─── RAW RECORDS
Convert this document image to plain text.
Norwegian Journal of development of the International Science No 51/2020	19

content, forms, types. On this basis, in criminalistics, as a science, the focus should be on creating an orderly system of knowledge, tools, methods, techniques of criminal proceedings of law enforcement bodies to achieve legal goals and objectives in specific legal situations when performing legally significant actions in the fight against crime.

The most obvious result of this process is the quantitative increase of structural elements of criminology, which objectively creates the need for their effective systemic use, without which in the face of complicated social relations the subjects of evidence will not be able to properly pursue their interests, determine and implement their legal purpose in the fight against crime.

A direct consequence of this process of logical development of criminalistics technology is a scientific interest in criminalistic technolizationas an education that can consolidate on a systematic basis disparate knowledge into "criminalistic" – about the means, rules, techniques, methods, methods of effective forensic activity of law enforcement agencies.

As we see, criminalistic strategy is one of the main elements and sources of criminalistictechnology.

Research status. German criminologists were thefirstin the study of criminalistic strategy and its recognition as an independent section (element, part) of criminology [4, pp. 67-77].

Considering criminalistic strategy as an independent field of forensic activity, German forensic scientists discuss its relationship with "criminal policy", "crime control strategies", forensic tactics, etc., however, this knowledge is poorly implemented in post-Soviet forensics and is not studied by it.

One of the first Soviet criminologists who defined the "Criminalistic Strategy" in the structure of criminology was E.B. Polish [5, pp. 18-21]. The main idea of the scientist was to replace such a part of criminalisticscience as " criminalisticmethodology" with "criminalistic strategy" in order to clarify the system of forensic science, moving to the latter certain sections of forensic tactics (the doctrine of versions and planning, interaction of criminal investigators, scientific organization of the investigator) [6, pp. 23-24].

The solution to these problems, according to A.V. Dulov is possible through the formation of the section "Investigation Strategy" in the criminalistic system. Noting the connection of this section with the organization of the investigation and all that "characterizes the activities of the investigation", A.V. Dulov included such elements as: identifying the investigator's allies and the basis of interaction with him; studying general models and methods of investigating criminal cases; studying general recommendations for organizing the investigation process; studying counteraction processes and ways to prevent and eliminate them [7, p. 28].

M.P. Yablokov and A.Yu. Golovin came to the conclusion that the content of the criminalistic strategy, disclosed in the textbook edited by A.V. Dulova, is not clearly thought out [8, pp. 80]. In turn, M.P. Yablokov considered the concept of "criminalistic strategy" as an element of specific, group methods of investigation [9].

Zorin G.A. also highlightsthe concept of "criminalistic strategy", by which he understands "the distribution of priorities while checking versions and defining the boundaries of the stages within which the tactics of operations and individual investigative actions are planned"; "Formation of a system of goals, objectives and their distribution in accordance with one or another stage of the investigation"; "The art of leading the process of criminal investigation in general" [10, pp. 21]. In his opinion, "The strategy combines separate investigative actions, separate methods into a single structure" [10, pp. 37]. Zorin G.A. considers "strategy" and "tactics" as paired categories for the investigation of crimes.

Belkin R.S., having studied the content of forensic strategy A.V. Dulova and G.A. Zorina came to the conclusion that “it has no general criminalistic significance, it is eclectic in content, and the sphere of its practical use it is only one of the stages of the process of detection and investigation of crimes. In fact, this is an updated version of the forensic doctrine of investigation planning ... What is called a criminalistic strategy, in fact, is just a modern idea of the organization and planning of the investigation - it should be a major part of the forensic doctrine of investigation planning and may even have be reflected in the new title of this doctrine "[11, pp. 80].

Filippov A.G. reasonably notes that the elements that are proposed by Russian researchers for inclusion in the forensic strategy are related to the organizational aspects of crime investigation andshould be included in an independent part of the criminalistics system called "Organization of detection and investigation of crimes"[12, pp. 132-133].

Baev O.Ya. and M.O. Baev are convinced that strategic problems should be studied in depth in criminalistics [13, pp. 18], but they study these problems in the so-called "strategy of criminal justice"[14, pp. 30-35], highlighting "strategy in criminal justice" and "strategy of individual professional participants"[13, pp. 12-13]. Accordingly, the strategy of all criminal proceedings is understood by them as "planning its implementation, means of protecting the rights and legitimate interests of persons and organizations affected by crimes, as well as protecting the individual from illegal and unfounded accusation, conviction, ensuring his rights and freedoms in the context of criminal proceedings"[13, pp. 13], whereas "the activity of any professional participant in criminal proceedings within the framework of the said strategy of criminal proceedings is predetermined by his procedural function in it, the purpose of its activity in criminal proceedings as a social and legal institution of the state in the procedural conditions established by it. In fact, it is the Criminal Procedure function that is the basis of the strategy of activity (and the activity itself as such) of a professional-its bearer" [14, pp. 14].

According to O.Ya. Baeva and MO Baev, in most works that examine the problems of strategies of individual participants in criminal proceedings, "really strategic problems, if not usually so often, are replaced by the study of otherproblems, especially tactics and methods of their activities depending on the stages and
──────
CHALLENGE — From the data, list each line in which the string "strategies" appears.

TASK RESULT —
Considering criminalistic strategy as an independent field of forensic activity, German forensic scientists discuss its relationship with "criminal policy", "crime control strategies", forensic tactics, etc., however, this knowledge is poorly implemented in post-Soviet forensics and is not studied by it.
According to O.Ya. Baeva and MO Baev, in most works that examine the problems of strategies of individual participants in criminal proceedings, "really strategic problems, if not usually so often, are replaced by the study of otherproblems, especially tactics and methods of their activities depending on the stages and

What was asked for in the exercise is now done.